Each line of the listing that contains the word "Year" is to be copied.

=====

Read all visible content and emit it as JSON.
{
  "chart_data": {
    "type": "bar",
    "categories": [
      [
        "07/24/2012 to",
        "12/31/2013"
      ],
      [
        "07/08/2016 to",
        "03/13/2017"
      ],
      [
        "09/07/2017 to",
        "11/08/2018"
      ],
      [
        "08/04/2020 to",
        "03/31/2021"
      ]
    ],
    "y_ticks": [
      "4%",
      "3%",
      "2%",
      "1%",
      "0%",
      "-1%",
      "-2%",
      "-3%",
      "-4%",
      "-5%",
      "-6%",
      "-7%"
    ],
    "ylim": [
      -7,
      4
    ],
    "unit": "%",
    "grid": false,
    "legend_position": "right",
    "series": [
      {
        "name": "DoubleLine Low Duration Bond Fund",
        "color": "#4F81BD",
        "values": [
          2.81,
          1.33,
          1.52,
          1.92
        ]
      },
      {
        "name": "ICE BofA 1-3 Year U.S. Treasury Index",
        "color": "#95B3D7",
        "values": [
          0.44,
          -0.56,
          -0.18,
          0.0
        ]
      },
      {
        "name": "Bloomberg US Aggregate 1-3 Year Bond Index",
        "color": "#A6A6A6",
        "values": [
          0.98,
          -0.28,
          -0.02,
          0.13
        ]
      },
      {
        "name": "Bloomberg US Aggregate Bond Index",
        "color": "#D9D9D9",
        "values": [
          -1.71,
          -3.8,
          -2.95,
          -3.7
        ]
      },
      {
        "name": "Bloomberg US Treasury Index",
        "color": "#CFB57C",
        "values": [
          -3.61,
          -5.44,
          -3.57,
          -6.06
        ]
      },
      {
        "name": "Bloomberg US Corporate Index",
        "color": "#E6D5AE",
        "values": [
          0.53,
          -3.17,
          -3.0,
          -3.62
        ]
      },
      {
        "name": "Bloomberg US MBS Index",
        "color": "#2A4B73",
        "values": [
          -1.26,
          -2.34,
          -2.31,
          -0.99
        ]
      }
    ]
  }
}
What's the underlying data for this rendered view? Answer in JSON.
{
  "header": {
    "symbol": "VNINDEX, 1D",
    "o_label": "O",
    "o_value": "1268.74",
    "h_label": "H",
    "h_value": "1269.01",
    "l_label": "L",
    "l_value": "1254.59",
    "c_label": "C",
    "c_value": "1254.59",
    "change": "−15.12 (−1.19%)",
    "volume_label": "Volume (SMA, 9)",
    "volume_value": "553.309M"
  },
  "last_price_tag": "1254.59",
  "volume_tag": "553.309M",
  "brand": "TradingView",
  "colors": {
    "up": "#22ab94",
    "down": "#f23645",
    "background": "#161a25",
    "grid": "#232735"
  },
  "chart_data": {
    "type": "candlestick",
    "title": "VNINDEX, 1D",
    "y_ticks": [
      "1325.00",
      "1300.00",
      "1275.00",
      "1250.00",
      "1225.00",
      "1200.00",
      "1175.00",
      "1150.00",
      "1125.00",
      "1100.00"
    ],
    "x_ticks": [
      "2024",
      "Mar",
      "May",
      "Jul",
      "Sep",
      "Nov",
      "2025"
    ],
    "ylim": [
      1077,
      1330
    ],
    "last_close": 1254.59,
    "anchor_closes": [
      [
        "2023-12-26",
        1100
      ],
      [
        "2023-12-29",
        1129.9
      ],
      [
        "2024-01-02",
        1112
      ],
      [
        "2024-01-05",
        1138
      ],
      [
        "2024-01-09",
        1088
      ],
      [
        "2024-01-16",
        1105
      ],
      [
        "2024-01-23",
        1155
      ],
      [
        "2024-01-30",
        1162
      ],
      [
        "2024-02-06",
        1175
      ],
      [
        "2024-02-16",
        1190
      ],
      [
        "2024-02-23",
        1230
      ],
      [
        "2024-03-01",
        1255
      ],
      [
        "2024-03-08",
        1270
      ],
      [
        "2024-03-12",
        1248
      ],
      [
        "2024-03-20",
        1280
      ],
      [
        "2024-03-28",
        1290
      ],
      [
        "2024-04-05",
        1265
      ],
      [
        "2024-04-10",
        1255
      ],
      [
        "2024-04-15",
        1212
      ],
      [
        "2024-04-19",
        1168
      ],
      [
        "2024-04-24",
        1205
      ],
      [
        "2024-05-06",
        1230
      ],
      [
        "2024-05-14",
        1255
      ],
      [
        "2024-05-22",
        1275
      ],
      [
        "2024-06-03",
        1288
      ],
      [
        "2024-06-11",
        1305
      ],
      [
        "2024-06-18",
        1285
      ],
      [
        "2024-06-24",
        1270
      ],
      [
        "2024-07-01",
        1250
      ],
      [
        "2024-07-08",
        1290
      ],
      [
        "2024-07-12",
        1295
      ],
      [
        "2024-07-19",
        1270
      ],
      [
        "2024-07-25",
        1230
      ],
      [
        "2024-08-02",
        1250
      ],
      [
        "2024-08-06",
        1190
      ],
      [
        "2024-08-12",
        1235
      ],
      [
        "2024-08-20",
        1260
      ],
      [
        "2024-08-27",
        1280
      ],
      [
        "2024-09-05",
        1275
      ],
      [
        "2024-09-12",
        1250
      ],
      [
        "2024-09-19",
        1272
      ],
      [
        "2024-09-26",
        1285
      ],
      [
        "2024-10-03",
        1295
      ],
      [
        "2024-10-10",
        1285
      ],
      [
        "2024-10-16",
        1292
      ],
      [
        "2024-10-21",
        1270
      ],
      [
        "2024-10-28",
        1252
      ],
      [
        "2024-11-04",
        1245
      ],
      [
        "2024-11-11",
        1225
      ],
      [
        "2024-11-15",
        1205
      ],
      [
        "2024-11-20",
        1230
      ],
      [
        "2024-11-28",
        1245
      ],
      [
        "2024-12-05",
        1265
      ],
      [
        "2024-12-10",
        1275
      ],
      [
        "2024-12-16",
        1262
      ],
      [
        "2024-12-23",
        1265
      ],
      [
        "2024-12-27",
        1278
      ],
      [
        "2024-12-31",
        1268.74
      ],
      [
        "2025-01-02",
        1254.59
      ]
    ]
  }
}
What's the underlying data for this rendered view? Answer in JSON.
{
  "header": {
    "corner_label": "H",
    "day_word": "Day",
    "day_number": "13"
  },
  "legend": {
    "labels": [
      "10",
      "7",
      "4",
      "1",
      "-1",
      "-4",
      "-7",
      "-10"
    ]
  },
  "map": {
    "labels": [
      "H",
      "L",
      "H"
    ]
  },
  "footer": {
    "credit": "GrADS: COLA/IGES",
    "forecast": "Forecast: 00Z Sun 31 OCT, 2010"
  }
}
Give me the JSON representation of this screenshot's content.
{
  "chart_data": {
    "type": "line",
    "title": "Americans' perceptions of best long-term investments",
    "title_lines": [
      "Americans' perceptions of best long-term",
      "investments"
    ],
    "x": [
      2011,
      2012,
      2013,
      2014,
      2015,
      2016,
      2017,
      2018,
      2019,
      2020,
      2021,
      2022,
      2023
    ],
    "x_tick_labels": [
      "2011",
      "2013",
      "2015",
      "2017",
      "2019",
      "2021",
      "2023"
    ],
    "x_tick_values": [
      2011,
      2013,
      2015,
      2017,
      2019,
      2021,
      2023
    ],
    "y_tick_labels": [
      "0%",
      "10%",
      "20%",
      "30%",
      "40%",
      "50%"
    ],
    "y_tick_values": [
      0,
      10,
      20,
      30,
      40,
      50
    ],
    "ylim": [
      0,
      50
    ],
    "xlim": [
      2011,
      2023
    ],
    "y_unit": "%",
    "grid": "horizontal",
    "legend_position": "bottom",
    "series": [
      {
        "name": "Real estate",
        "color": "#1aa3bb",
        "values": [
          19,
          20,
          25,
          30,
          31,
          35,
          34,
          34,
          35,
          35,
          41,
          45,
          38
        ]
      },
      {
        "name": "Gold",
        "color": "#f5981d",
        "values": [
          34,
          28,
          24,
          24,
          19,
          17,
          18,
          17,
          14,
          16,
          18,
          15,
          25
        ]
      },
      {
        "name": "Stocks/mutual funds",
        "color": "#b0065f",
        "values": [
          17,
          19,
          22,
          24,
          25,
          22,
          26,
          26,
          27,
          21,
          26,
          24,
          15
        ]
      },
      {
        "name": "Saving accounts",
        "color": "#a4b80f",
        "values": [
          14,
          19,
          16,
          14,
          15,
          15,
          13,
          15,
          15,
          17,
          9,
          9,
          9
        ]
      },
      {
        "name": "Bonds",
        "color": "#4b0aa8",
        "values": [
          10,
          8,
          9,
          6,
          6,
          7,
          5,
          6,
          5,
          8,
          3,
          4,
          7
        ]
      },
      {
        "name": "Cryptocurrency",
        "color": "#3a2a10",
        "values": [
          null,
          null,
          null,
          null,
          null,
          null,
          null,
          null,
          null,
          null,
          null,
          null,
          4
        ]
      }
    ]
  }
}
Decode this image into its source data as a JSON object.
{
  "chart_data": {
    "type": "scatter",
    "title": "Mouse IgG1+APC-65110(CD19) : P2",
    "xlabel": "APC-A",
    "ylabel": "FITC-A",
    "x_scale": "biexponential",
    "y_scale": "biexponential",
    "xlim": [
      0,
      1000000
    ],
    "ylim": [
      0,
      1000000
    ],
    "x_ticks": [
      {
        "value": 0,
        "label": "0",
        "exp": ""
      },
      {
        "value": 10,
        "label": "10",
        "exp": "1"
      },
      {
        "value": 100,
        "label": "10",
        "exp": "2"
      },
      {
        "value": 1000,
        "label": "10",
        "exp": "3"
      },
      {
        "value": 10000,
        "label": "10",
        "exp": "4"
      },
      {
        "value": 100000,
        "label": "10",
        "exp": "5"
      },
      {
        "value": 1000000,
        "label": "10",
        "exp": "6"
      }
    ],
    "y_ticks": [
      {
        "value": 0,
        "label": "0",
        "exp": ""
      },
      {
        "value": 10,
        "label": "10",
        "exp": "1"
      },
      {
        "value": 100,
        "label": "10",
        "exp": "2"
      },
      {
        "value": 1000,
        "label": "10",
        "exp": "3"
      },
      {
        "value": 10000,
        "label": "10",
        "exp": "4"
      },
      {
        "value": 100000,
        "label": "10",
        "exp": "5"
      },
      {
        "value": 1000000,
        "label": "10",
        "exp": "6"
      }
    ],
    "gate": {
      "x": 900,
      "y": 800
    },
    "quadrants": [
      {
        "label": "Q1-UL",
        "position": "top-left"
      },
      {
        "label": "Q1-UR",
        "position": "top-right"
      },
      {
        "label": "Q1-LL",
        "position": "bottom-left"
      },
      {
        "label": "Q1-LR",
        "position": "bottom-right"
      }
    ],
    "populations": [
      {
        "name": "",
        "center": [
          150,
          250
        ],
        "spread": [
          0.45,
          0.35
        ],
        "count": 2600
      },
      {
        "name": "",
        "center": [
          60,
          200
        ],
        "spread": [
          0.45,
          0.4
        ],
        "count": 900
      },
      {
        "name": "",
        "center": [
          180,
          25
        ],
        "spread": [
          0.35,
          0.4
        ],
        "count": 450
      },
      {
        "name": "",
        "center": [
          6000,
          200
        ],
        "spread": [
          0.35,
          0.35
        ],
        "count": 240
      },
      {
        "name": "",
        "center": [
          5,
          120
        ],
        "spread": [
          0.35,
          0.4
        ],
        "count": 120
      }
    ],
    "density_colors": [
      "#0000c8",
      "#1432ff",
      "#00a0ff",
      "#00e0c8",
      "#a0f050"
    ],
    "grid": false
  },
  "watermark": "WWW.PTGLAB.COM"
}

=====

### Full solution
        "name": "ICE BofA 1-3 Year U.S. Treasury Index",
        "name": "Bloomberg US Aggregate 1-3 Year Bond Index",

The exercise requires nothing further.